▶ _Task objective_
Print all the entries verbatim.

Some records
==================================================
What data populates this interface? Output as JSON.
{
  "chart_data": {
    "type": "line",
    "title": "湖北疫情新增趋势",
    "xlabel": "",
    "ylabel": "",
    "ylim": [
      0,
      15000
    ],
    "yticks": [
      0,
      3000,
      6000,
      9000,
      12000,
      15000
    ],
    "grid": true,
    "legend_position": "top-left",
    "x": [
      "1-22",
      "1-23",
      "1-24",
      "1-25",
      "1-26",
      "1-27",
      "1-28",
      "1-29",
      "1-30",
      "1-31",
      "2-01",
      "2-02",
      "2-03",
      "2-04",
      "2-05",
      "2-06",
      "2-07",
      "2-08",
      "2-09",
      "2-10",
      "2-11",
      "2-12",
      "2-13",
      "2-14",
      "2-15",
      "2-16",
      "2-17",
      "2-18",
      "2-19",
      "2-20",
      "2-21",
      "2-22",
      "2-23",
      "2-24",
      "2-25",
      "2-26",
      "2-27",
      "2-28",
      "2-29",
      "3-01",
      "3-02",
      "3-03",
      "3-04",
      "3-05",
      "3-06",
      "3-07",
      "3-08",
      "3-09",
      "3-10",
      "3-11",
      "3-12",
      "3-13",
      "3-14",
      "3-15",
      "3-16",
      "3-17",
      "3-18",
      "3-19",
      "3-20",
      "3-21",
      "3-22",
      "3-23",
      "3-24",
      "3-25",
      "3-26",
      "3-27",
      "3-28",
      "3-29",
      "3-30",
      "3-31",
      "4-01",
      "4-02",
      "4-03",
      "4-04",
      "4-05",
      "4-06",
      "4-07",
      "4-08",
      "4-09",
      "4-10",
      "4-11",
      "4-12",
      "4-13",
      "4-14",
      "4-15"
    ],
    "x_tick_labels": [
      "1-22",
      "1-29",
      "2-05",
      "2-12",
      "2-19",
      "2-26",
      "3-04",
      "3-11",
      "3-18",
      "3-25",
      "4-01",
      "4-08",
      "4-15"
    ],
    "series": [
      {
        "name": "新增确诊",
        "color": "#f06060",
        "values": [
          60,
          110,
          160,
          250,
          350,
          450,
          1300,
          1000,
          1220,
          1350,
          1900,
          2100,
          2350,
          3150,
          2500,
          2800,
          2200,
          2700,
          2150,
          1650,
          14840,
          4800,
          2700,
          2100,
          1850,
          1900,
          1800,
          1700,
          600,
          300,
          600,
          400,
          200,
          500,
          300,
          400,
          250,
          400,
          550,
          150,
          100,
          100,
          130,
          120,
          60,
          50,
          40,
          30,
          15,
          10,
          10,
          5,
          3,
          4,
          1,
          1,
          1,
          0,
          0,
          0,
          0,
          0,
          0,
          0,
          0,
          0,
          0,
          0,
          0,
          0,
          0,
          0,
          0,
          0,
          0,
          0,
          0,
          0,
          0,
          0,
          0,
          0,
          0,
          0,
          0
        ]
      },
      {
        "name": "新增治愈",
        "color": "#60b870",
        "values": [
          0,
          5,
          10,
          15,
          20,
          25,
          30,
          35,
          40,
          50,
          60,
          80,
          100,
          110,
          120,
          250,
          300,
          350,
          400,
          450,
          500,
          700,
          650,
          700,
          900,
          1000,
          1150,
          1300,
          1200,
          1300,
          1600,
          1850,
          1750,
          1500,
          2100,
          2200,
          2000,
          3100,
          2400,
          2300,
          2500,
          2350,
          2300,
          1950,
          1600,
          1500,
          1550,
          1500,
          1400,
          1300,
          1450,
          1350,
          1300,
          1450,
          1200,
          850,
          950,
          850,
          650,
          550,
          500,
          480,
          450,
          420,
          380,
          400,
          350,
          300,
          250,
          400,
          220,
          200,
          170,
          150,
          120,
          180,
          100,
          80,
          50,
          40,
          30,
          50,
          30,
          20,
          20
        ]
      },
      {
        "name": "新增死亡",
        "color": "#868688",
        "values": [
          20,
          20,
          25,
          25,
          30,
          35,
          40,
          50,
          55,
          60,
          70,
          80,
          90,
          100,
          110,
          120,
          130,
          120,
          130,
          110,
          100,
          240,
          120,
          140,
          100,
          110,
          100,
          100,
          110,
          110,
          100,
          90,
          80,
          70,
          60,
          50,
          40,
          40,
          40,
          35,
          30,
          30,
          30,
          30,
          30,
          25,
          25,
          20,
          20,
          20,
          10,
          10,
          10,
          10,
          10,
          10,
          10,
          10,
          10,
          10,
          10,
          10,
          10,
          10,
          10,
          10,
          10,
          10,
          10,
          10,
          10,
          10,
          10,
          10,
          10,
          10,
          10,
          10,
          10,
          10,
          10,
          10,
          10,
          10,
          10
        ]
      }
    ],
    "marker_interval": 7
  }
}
==================================================
▶ _Solution for this problem_
What data populates this interface? Output as JSON.
{
  "chart_data": {
    "type": "line",
    "title": "湖北疫情新增趋势",
    "xlabel": "",
    "ylabel": "",
    "ylim": [
      0,
      15000
    ],
    "yticks": [
      0,
      3000,
      6000,
      9000,
      12000,
      15000
    ],
    "grid": true,
    "legend_position": "top-left",
    "x": [
      "1-22",
      "1-23",
      "1-24",
      "1-25",
      "1-26",
      "1-27",
      "1-28",
      "1-29",
      "1-30",
      "1-31",
      "2-01",
      "2-02",
      "2-03",
      "2-04",
      "2-05",
      "2-06",
      "2-07",
      "2-08",
      "2-09",
      "2-10",
      "2-11",
      "2-12",
      "2-13",
      "2-14",
      "2-15",
      "2-16",
      "2-17",
      "2-18",
      "2-19",
      "2-20",
      "2-21",
      "2-22",
      "2-23",
      "2-24",
      "2-25",
      "2-26",
      "2-27",
      "2-28",
      "2-29",
      "3-01",
      "3-02",
      "3-03",
      "3-04",
      "3-05",
      "3-06",
      "3-07",
      "3-08",
      "3-09",
      "3-10",
      "3-11",
      "3-12",
      "3-13",
      "3-14",
      "3-15",
      "3-16",
      "3-17",
      "3-18",
      "3-19",
      "3-20",
      "3-21",
      "3-22",
      "3-23",
      "3-24",
      "3-25",
      "3-26",
      "3-27",
      "3-28",
      "3-29",
      "3-30",
      "3-31",
      "4-01",
      "4-02",
      "4-03",
      "4-04",
      "4-05",
      "4-06",
      "4-07",
      "4-08",
      "4-09",
      "4-10",
      "4-11",
      "4-12",
      "4-13",
      "4-14",
      "4-15"
    ],
    "x_tick_labels": [
      "1-22",
      "1-29",
      "2-05",
      "2-12",
      "2-19",
      "2-26",
      "3-04",
      "3-11",
      "3-18",
      "3-25",
      "4-01",
      "4-08",
      "4-15"
    ],
    "series": [
      {
        "name": "新增确诊",
        "color": "#f06060",
        "values": [
          60,
          110,
          160,
          250,
          350,
          450,
          1300,
          1000,
          1220,
          1350,
          1900,
          2100,
          2350,
          3150,
          2500,
          2800,
          2200,
          2700,
          2150,
          1650,
          14840,
          4800,
          2700,
          2100,
          1850,
          1900,
          1800,
          1700,
          600,
          300,
          600,
          400,
          200,
          500,
          300,
          400,
          250,
          400,
          550,
          150,
          100,
          100,
          130,
          120,
          60,
          50,
          40,
          30,
          15,
          10,
          10,
          5,
          3,
          4,
          1,
          1,
          1,
          0,
          0,
          0,
          0,
          0,
          0,
          0,
          0,
          0,
          0,
          0,
          0,
          0,
          0,
          0,
          0,
          0,
          0,
          0,
          0,
          0,
          0,
          0,
          0,
          0,
          0,
          0,
          0
        ]
      },
      {
        "name": "新增治愈",
        "color": "#60b870",
        "values": [
          0,
          5,
          10,
          15,
          20,
          25,
          30,
          35,
          40,
          50,
          60,
          80,
          100,
          110,
          120,
          250,
          300,
          350,
          400,
          450,
          500,
          700,
          650,
          700,
          900,
          1000,
          1150,
          1300,
          1200,
          1300,
          1600,
          1850,
          1750,
          1500,
          2100,
          2200,
          2000,
          3100,
          2400,
          2300,
          2500,
          2350,
          2300,
          1950,
          1600,
          1500,
          1550,
          1500,
          1400,
          1300,
          1450,
          1350,
          1300,
          1450,
          1200,
          850,
          950,
          850,
          650,
          550,
          500,
          480,
          450,
          420,
          380,
          400,
          350,
          300,
          250,
          400,
          220,
          200,
          170,
          150,
          120,
          180,
          100,
          80,
          50,
          40,
          30,
          50,
          30,
          20,
          20
        ]
      },
      {
        "name": "新增死亡",
        "color": "#868688",
        "values": [
          20,
          20,
          25,
          25,
          30,
          35,
          40,
          50,
          55,
          60,
          70,
          80,
          90,
          100,
          110,
          120,
          130,
          120,
          130,
          110,
          100,
          240,
          120,
          140,
          100,
          110,
          100,
          100,
          110,
          110,
          100,
          90,
          80,
          70,
          60,
          50,
          40,
          40,
          40,
          35,
          30,
          30,
          30,
          30,
          30,
          25,
          25,
          20,
          20,
          20,
          10,
          10,
          10,
          10,
          10,
          10,
          10,
          10,
          10,
          10,
          10,
          10,
          10,
          10,
          10,
          10,
          10,
          10,
          10,
          10,
          10,
          10,
          10,
          10,
          10,
          10,
          10,
          10,
          10,
          10,
          10,
          10,
          10,
          10,
          10
        ]
      }
    ],
    "marker_interval": 7
  }
}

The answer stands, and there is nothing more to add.